▸ WHAT IS NEEDED
Below is a block of data; give all of it again word for word.

▸ DATA FOR THE TASK
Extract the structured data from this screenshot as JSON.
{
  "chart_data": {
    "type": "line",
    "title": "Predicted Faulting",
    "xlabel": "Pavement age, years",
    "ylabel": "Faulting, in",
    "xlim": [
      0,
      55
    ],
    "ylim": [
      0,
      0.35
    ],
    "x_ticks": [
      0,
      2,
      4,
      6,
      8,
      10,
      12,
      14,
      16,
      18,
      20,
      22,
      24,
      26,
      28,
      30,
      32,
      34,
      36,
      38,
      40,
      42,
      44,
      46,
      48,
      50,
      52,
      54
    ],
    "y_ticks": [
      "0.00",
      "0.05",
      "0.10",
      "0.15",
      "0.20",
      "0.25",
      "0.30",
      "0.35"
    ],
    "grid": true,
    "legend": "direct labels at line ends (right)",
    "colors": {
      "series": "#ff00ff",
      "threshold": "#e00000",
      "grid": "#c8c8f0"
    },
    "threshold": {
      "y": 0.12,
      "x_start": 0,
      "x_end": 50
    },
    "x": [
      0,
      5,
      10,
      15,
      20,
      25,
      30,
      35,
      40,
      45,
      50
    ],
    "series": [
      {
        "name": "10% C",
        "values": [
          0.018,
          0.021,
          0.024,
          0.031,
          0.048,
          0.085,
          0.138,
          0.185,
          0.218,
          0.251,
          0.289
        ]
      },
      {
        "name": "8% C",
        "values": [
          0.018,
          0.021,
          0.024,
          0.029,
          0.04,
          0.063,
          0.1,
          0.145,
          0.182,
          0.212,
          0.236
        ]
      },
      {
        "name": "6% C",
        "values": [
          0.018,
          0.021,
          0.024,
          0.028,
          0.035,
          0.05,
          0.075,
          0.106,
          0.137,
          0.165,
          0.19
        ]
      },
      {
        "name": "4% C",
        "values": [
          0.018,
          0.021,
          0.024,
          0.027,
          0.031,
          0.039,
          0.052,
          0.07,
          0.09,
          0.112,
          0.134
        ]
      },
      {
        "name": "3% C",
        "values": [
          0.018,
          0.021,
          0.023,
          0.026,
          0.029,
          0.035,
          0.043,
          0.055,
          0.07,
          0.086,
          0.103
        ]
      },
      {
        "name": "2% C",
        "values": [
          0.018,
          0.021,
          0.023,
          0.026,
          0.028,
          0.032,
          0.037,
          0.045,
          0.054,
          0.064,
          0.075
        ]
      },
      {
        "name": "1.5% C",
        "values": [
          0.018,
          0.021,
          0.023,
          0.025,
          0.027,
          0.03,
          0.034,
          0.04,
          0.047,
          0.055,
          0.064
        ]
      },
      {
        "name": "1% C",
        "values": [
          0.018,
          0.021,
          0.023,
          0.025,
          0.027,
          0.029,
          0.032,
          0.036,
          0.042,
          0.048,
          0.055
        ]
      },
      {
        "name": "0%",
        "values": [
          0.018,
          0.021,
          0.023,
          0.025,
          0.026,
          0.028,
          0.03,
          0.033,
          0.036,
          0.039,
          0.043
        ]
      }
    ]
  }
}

▸ WRITTEN SOLUTION
Extract the structured data from this screenshot as JSON.
{
  "chart_data": {
    "type": "line",
    "title": "Predicted Faulting",
    "xlabel": "Pavement age, years",
    "ylabel": "Faulting, in",
    "xlim": [
      0,
      55
    ],
    "ylim": [
      0,
      0.35
    ],
    "x_ticks": [
      0,
      2,
      4,
      6,
      8,
      10,
      12,
      14,
      16,
      18,
      20,
      22,
      24,
      26,
      28,
      30,
      32,
      34,
      36,
      38,
      40,
      42,
      44,
      46,
      48,
      50,
      52,
      54
    ],
    "y_ticks": [
      "0.00",
      "0.05",
      "0.10",
      "0.15",
      "0.20",
      "0.25",
      "0.30",
      "0.35"
    ],
    "grid": true,
    "legend": "direct labels at line ends (right)",
    "colors": {
      "series": "#ff00ff",
      "threshold": "#e00000",
      "grid": "#c8c8f0"
    },
    "threshold": {
      "y": 0.12,
      "x_start": 0,
      "x_end": 50
    },
    "x": [
      0,
      5,
      10,
      15,
      20,
      25,
      30,
      35,
      40,
      45,
      50
    ],
    "series": [
      {
        "name": "10% C",
        "values": [
          0.018,
          0.021,
          0.024,
          0.031,
          0.048,
          0.085,
          0.138,
          0.185,
          0.218,
          0.251,
          0.289
        ]
      },
      {
        "name": "8% C",
        "values": [
          0.018,
          0.021,
          0.024,
          0.029,
          0.04,
          0.063,
          0.1,
          0.145,
          0.182,
          0.212,
          0.236
        ]
      },
      {
        "name": "6% C",
        "values": [
          0.018,
          0.021,
          0.024,
          0.028,
          0.035,
          0.05,
          0.075,
          0.106,
          0.137,
          0.165,
          0.19
        ]
      },
      {
        "name": "4% C",
        "values": [
          0.018,
          0.021,
          0.024,
          0.027,
          0.031,
          0.039,
          0.052,
          0.07,
          0.09,
          0.112,
          0.134
        ]
      },
      {
        "name": "3% C",
        "values": [
          0.018,
          0.021,
          0.023,
          0.026,
          0.029,
          0.035,
          0.043,
          0.055,
          0.07,
          0.086,
          0.103
        ]
      },
      {
        "name": "2% C",
        "values": [
          0.018,
          0.021,
          0.023,
          0.026,
          0.028,
          0.032,
          0.037,
          0.045,
          0.054,
          0.064,
          0.075
        ]
      },
      {
        "name": "1.5% C",
        "values": [
          0.018,
          0.021,
          0.023,
          0.025,
          0.027,
          0.03,
          0.034,
          0.04,
          0.047,
          0.055,
          0.064
        ]
      },
      {
        "name": "1% C",
        "values": [
          0.018,
          0.021,
          0.023,
          0.025,
          0.027,
          0.029,
          0.032,
          0.036,
          0.042,
          0.048,
          0.055
        ]
      },
      {
        "name": "0%",
        "values": [
          0.018,
          0.021,
          0.023,
          0.025,
          0.026,
          0.028,
          0.03,
          0.033,
          0.036,
          0.039,
          0.043
        ]
      }
    ]
  }
}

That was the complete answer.